_Set task_
Scan the data below and pick out the lines containing the word "œuvre".

Stored records:
----------------------------------------
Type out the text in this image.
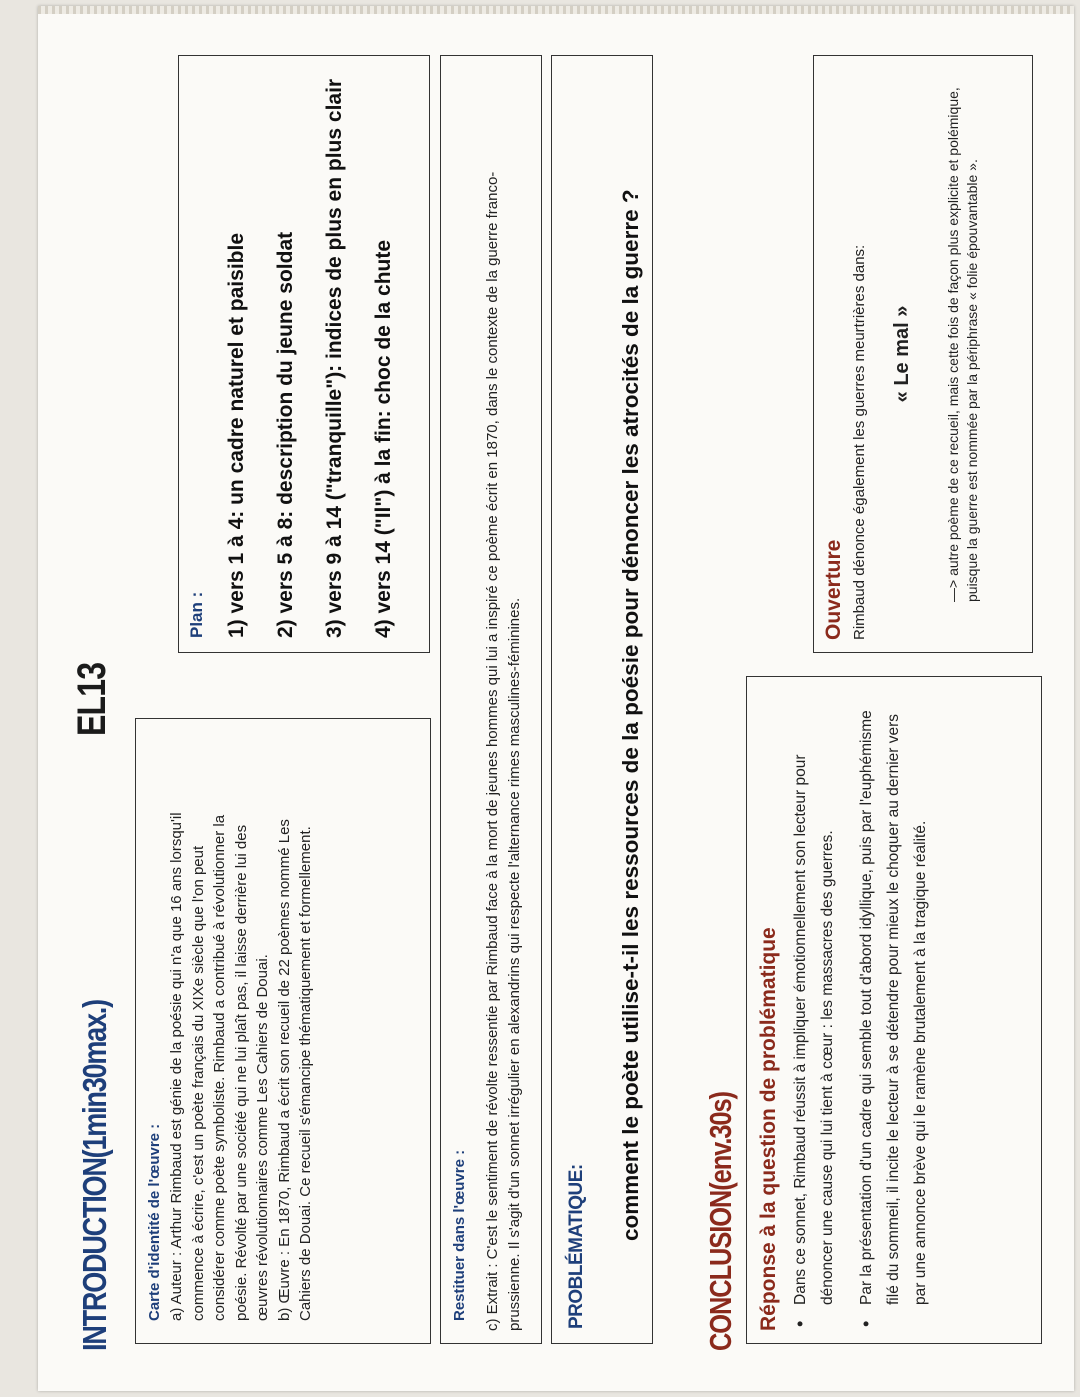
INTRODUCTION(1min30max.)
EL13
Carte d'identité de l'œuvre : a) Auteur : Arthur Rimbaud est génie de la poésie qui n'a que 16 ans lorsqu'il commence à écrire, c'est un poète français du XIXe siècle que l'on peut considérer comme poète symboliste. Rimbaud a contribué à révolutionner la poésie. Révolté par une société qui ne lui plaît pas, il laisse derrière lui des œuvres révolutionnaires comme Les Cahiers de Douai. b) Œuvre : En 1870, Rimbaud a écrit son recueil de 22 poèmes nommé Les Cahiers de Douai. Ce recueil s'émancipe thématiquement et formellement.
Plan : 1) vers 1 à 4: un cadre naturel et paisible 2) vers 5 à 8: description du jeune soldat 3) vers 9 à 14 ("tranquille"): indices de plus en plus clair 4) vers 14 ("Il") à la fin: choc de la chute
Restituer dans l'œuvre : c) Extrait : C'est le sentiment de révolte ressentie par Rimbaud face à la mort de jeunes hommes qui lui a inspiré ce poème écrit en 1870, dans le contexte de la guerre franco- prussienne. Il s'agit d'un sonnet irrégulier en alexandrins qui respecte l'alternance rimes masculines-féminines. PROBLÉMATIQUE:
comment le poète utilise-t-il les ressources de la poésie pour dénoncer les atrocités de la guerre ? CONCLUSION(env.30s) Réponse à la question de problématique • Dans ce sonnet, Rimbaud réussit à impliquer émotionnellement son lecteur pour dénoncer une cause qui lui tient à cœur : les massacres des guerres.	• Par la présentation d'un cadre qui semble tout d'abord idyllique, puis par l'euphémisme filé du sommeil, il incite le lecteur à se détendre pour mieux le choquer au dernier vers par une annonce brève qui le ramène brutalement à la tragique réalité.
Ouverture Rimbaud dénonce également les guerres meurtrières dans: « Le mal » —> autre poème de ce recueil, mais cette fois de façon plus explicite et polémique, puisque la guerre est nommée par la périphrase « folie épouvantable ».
----------------------------------------
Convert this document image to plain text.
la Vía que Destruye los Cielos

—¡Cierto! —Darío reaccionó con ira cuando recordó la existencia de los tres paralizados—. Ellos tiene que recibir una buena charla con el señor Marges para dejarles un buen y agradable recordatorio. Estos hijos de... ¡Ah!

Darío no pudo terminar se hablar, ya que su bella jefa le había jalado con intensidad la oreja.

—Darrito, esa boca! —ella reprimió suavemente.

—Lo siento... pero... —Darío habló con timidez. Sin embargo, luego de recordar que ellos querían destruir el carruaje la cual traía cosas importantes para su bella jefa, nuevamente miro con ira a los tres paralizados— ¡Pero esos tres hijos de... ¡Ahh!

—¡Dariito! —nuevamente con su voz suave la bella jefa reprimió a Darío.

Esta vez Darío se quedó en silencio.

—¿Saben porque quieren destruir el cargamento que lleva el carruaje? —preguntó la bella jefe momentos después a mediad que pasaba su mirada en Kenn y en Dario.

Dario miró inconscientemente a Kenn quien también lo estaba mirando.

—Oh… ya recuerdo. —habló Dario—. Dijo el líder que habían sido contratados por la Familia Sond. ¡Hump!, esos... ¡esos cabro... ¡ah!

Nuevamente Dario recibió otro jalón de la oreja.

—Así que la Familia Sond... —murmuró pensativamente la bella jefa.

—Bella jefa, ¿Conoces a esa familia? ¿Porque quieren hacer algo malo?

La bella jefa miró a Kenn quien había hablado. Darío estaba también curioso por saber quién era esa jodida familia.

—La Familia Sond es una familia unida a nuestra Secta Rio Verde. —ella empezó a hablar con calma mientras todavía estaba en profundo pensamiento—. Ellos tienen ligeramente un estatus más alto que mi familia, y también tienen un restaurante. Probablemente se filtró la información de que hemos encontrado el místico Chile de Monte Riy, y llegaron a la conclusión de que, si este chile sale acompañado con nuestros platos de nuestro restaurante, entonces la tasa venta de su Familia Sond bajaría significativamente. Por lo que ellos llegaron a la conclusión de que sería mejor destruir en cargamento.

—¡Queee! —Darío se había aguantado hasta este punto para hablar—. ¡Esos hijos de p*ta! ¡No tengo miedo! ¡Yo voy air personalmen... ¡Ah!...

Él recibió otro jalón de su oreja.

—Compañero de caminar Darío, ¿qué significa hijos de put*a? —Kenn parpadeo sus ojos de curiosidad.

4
----------------------------------------
_Solution to this task_
Carte d'identité de l'œuvre : a) Auteur : Arthur Rimbaud est génie de la poésie qui n'a que 16 ans lorsqu'il commence à écrire, c'est un poète français du XIXe siècle que l'on peut considérer comme poète symboliste. Rimbaud a contribué à révolutionner la poésie. Révolté par une société qui ne lui plaît pas, il laisse derrière lui des œuvres révolutionnaires comme Les Cahiers de Douai. b) Œuvre : En 1870, Rimbaud a écrit son recueil de 22 poèmes nommé Les Cahiers de Douai. Ce recueil s'émancipe thématiquement et formellement.
Restituer dans l'œuvre : c) Extrait : C'est le sentiment de révolte ressentie par Rimbaud face à la mort de jeunes hommes qui lui a inspiré ce poème écrit en 1870, dans le contexte de la guerre franco- prussienne. Il s'agit d'un sonnet irrégulier en alexandrins qui respecte l'alternance rimes masculines-féminines. PROBLÉMATIQUE:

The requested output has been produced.